▸ Exercise instructions
Give every line of the data again, unchanged, but with no pictures.

▸ Listed entries
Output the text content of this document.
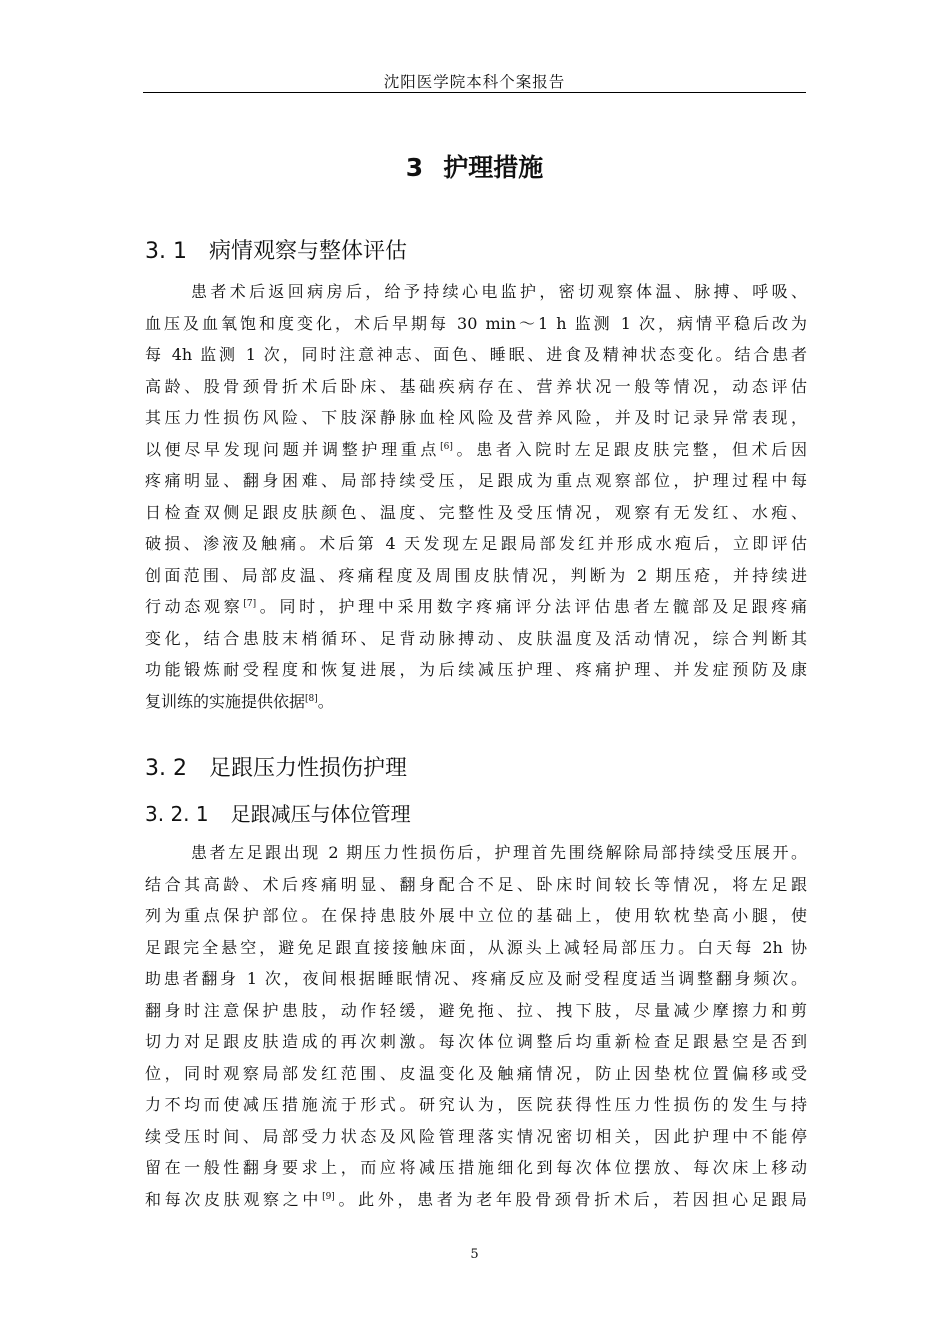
沈阳医学院本科个案报告
3 护理措施
3. 1 病情观察与整体评估
患者术后返回病房后，给予持续心电监护，密切观察体温、脉搏、呼吸、
血压及血氧饱和度变化，术后早期每 30 min～1 h 监测 1 次，病情平稳后改为
每 4h 监测 1 次，同时注意神志、面色、睡眠、进食及精神状态变化。结合患者
高龄、股骨颈骨折术后卧床、基础疾病存在、营养状况一般等情况，动态评估
其压力性损伤风险、下肢深静脉血栓风险及营养风险，并及时记录异常表现，
以便尽早发现问题并调整护理重点[6]。患者入院时左足跟皮肤完整，但术后因
疼痛明显、翻身困难、局部持续受压，足跟成为重点观察部位，护理过程中每
日检查双侧足跟皮肤颜色、温度、完整性及受压情况，观察有无发红、水疱、
破损、渗液及触痛。术后第 4 天发现左足跟局部发红并形成水疱后，立即评估
创面范围、局部皮温、疼痛程度及周围皮肤情况，判断为 2 期压疮，并持续进
行动态观察[7]。同时，护理中采用数字疼痛评分法评估患者左髋部及足跟疼痛
变化，结合患肢末梢循环、足背动脉搏动、皮肤温度及活动情况，综合判断其
功能锻炼耐受程度和恢复进展，为后续减压护理、疼痛护理、并发症预防及康
复训练的实施提供依据[8]。
3. 2 足跟压力性损伤护理
3. 2. 1 足跟减压与体位管理
患者左足跟出现 2 期压力性损伤后，护理首先围绕解除局部持续受压展开。
结合其高龄、术后疼痛明显、翻身配合不足、卧床时间较长等情况，将左足跟
列为重点保护部位。在保持患肢外展中立位的基础上，使用软枕垫高小腿，使
足跟完全悬空，避免足跟直接接触床面，从源头上减轻局部压力。白天每 2h 协
助患者翻身 1 次，夜间根据睡眠情况、疼痛反应及耐受程度适当调整翻身频次。
翻身时注意保护患肢，动作轻缓，避免拖、拉、拽下肢，尽量减少摩擦力和剪
切力对足跟皮肤造成的再次刺激。每次体位调整后均重新检查足跟悬空是否到
位，同时观察局部发红范围、皮温变化及触痛情况，防止因垫枕位置偏移或受
力不均而使减压措施流于形式。研究认为，医院获得性压力性损伤的发生与持
续受压时间、局部受力状态及风险管理落实情况密切相关，因此护理中不能停
留在一般性翻身要求上，而应将减压措施细化到每次体位摆放、每次床上移动
和每次皮肤观察之中[9]。此外，患者为老年股骨颈骨折术后，若因担心足跟局
5
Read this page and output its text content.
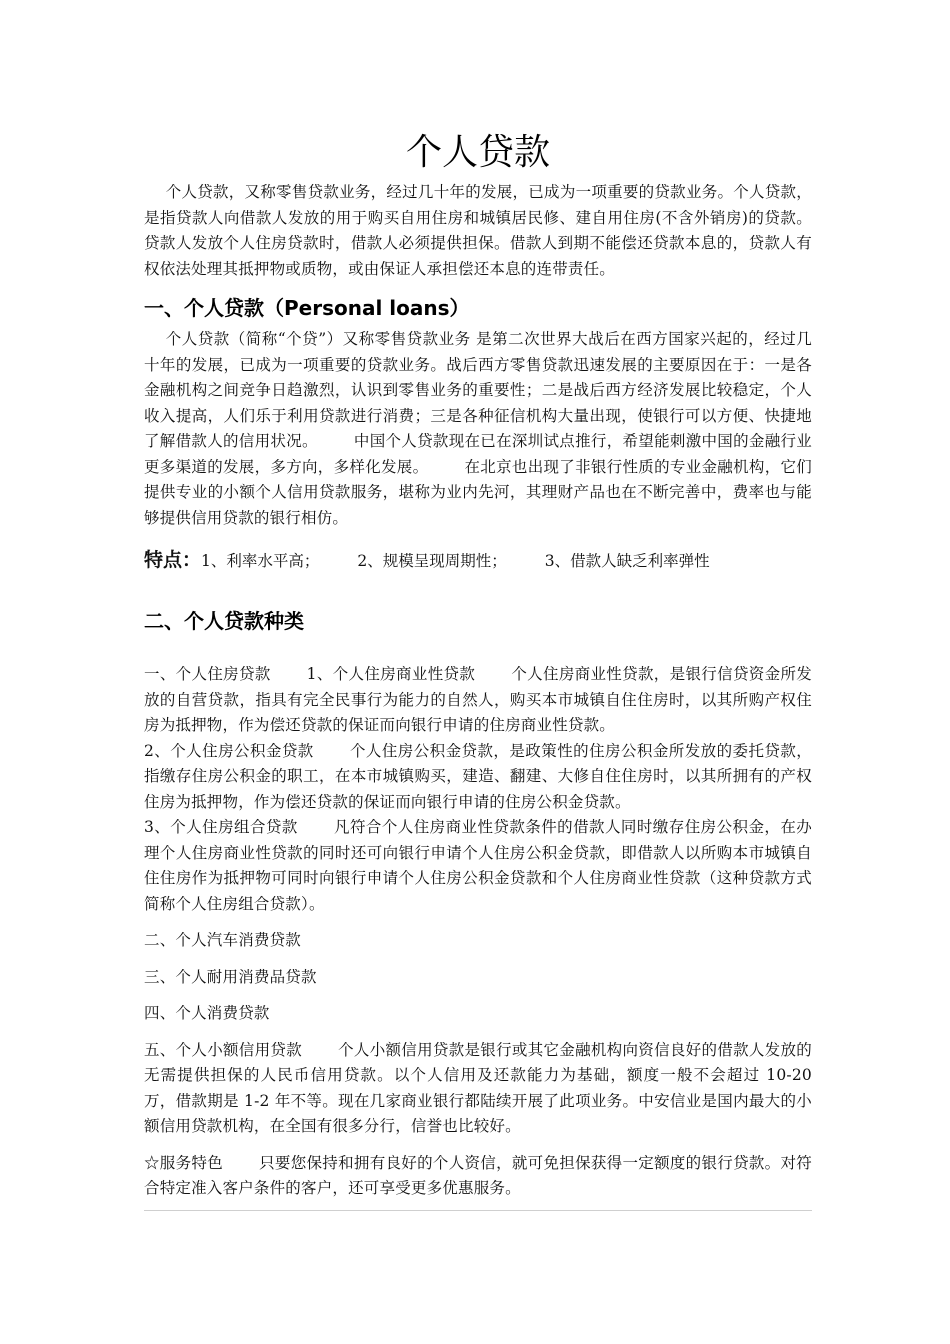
个人贷款

个人贷款，又称零售贷款业务，经过几十年的发展，已成为一项重要的贷款业务。个人贷款，是指贷款人向借款人发放的用于购买自用住房和城镇居民修、建自用住房(不含外销房)的贷款。贷款人发放个人住房贷款时，借款人必须提供担保。借款人到期不能偿还贷款本息的，贷款人有权依法处理其抵押物或质物，或由保证人承担偿还本息的连带责任。

一、个人贷款（Personal loans）

个人贷款（简称“个贷”）又称零售贷款业务 是第二次世界大战后在西方国家兴起的，经过几十年的发展，已成为一项重要的贷款业务。战后西方零售贷款迅速发展的主要原因在于：一是各金融机构之间竞争日趋激烈，认识到零售业务的重要性；二是战后西方经济发展比较稳定，个人收入提高，人们乐于利用贷款进行消费；三是各种征信机构大量出现，使银行可以方便、快捷地了解借款人的信用状况。 中国个人贷款现在已在深圳试点推行，希望能刺激中国的金融行业更多渠道的发展，多方向，多样化发展。 在北京也出现了非银行性质的专业金融机构，它们提供专业的小额个人信用贷款服务，堪称为业内先河，其理财产品也在不断完善中，费率也与能够提供信用贷款的银行相仿。

特点：1、利率水平高； 2、规模呈现周期性； 3、借款人缺乏利率弹性
二、个人贷款种类

一、个人住房贷款 1、个人住房商业性贷款 个人住房商业性贷款，是银行信贷资金所发放的自营贷款，指具有完全民事行为能力的自然人，购买本市城镇自住住房时，以其所购产权住房为抵押物，作为偿还贷款的保证而向银行申请的住房商业性贷款。
2、个人住房公积金贷款 个人住房公积金贷款，是政策性的住房公积金所发放的委托贷款，指缴存住房公积金的职工，在本市城镇购买，建造、翻建、大修自住住房时，以其所拥有的产权住房为抵押物，作为偿还贷款的保证而向银行申请的住房公积金贷款。
3、个人住房组合贷款 凡符合个人住房商业性贷款条件的借款人同时缴存住房公积金，在办理个人住房商业性贷款的同时还可向银行申请个人住房公积金贷款，即借款人以所购本市城镇自住住房作为抵押物可同时向银行申请个人住房公积金贷款和个人住房商业性贷款（这种贷款方式简称个人住房组合贷款）。

二、个人汽车消费贷款

三、个人耐用消费品贷款

四、个人消费贷款

五、个人小额信用贷款 个人小额信用贷款是银行或其它金融机构向资信良好的借款人发放的无需提供担保的人民币信用贷款。以个人信用及还款能力为基础，额度一般不会超过 10-20 万，借款期是 1-2 年不等。现在几家商业银行都陆续开展了此项业务。中安信业是国内最大的小额信用贷款机构，在全国有很多分行，信誉也比较好。

☆服务特色 只要您保持和拥有良好的个人资信，就可免担保获得一定额度的银行贷款。对符合特定准入客户条件的客户，还可享受更多优惠服务。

▸ Response
Output the text content of this document.
沈阳医学院本科个案报告
3 护理措施
3. 1 病情观察与整体评估
患者术后返回病房后，给予持续心电监护，密切观察体温、脉搏、呼吸、
血压及血氧饱和度变化，术后早期每 30 min～1 h 监测 1 次，病情平稳后改为
每 4h 监测 1 次，同时注意神志、面色、睡眠、进食及精神状态变化。结合患者
高龄、股骨颈骨折术后卧床、基础疾病存在、营养状况一般等情况，动态评估
其压力性损伤风险、下肢深静脉血栓风险及营养风险，并及时记录异常表现，
以便尽早发现问题并调整护理重点[6]。患者入院时左足跟皮肤完整，但术后因
疼痛明显、翻身困难、局部持续受压，足跟成为重点观察部位，护理过程中每
日检查双侧足跟皮肤颜色、温度、完整性及受压情况，观察有无发红、水疱、
破损、渗液及触痛。术后第 4 天发现左足跟局部发红并形成水疱后，立即评估
创面范围、局部皮温、疼痛程度及周围皮肤情况，判断为 2 期压疮，并持续进
行动态观察[7]。同时，护理中采用数字疼痛评分法评估患者左髋部及足跟疼痛
变化，结合患肢末梢循环、足背动脉搏动、皮肤温度及活动情况，综合判断其
功能锻炼耐受程度和恢复进展，为后续减压护理、疼痛护理、并发症预防及康
复训练的实施提供依据[8]。
3. 2 足跟压力性损伤护理
3. 2. 1 足跟减压与体位管理
患者左足跟出现 2 期压力性损伤后，护理首先围绕解除局部持续受压展开。
结合其高龄、术后疼痛明显、翻身配合不足、卧床时间较长等情况，将左足跟
列为重点保护部位。在保持患肢外展中立位的基础上，使用软枕垫高小腿，使
足跟完全悬空，避免足跟直接接触床面，从源头上减轻局部压力。白天每 2h 协
助患者翻身 1 次，夜间根据睡眠情况、疼痛反应及耐受程度适当调整翻身频次。
翻身时注意保护患肢，动作轻缓，避免拖、拉、拽下肢，尽量减少摩擦力和剪
切力对足跟皮肤造成的再次刺激。每次体位调整后均重新检查足跟悬空是否到
位，同时观察局部发红范围、皮温变化及触痛情况，防止因垫枕位置偏移或受
力不均而使减压措施流于形式。研究认为，医院获得性压力性损伤的发生与持
续受压时间、局部受力状态及风险管理落实情况密切相关，因此护理中不能停
留在一般性翻身要求上，而应将减压措施细化到每次体位摆放、每次床上移动
和每次皮肤观察之中[9]。此外，患者为老年股骨颈骨折术后，若因担心足跟局
5
Read this page and output its text content.
个人贷款

个人贷款，又称零售贷款业务，经过几十年的发展，已成为一项重要的贷款业务。个人贷款，是指贷款人向借款人发放的用于购买自用住房和城镇居民修、建自用住房(不含外销房)的贷款。贷款人发放个人住房贷款时，借款人必须提供担保。借款人到期不能偿还贷款本息的，贷款人有权依法处理其抵押物或质物，或由保证人承担偿还本息的连带责任。

一、个人贷款（Personal loans）

个人贷款（简称“个贷”）又称零售贷款业务 是第二次世界大战后在西方国家兴起的，经过几十年的发展，已成为一项重要的贷款业务。战后西方零售贷款迅速发展的主要原因在于：一是各金融机构之间竞争日趋激烈，认识到零售业务的重要性；二是战后西方经济发展比较稳定，个人收入提高，人们乐于利用贷款进行消费；三是各种征信机构大量出现，使银行可以方便、快捷地了解借款人的信用状况。 中国个人贷款现在已在深圳试点推行，希望能刺激中国的金融行业更多渠道的发展，多方向，多样化发展。 在北京也出现了非银行性质的专业金融机构，它们提供专业的小额个人信用贷款服务，堪称为业内先河，其理财产品也在不断完善中，费率也与能够提供信用贷款的银行相仿。

特点：1、利率水平高； 2、规模呈现周期性； 3、借款人缺乏利率弹性
二、个人贷款种类

一、个人住房贷款 1、个人住房商业性贷款 个人住房商业性贷款，是银行信贷资金所发放的自营贷款，指具有完全民事行为能力的自然人，购买本市城镇自住住房时，以其所购产权住房为抵押物，作为偿还贷款的保证而向银行申请的住房商业性贷款。
2、个人住房公积金贷款 个人住房公积金贷款，是政策性的住房公积金所发放的委托贷款，指缴存住房公积金的职工，在本市城镇购买，建造、翻建、大修自住住房时，以其所拥有的产权住房为抵押物，作为偿还贷款的保证而向银行申请的住房公积金贷款。
3、个人住房组合贷款 凡符合个人住房商业性贷款条件的借款人同时缴存住房公积金，在办理个人住房商业性贷款的同时还可向银行申请个人住房公积金贷款，即借款人以所购本市城镇自住住房作为抵押物可同时向银行申请个人住房公积金贷款和个人住房商业性贷款（这种贷款方式简称个人住房组合贷款）。

二、个人汽车消费贷款

三、个人耐用消费品贷款

四、个人消费贷款

五、个人小额信用贷款 个人小额信用贷款是银行或其它金融机构向资信良好的借款人发放的无需提供担保的人民币信用贷款。以个人信用及还款能力为基础，额度一般不会超过 10-20 万，借款期是 1-2 年不等。现在几家商业银行都陆续开展了此项业务。中安信业是国内最大的小额信用贷款机构，在全国有很多分行，信誉也比较好。

☆服务特色 只要您保持和拥有良好的个人资信，就可免担保获得一定额度的银行贷款。对符合特定准入客户条件的客户，还可享受更多优惠服务。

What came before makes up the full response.